--- START ---
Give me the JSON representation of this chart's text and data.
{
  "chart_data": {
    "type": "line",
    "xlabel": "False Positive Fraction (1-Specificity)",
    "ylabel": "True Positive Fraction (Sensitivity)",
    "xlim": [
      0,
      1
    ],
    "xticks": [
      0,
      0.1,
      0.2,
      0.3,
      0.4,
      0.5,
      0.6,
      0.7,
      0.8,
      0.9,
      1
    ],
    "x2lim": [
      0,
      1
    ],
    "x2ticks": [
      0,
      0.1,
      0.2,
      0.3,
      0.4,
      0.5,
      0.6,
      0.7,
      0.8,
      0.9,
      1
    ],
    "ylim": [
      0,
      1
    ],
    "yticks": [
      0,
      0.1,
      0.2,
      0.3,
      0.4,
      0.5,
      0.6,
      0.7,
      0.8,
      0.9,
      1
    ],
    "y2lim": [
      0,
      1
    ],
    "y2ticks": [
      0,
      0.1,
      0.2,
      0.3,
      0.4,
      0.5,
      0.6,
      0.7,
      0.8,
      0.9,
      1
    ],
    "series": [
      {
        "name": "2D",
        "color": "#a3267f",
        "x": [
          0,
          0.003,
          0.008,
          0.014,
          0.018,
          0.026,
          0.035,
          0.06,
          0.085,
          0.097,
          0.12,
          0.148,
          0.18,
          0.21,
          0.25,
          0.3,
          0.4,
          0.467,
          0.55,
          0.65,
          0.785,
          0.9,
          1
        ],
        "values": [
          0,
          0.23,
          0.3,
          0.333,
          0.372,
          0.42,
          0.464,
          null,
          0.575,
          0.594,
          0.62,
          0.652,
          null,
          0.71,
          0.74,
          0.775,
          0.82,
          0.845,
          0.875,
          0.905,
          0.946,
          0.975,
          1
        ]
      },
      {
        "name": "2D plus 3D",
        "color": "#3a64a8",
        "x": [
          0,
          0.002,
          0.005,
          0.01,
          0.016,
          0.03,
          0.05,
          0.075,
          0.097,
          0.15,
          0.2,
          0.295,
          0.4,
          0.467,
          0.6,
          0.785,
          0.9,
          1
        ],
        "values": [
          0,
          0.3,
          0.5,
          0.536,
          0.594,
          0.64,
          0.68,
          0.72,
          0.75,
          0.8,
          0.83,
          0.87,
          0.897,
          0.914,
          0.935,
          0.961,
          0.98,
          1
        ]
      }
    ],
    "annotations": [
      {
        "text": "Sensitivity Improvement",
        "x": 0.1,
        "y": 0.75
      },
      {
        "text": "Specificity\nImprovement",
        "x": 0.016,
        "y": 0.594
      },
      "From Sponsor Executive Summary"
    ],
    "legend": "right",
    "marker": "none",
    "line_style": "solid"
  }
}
--- END ---
EXERCISE AIM |
Scan the material above and determine how many lines include the word "Positive"; report only the number.

RESULT OF THE EXERCISE |
2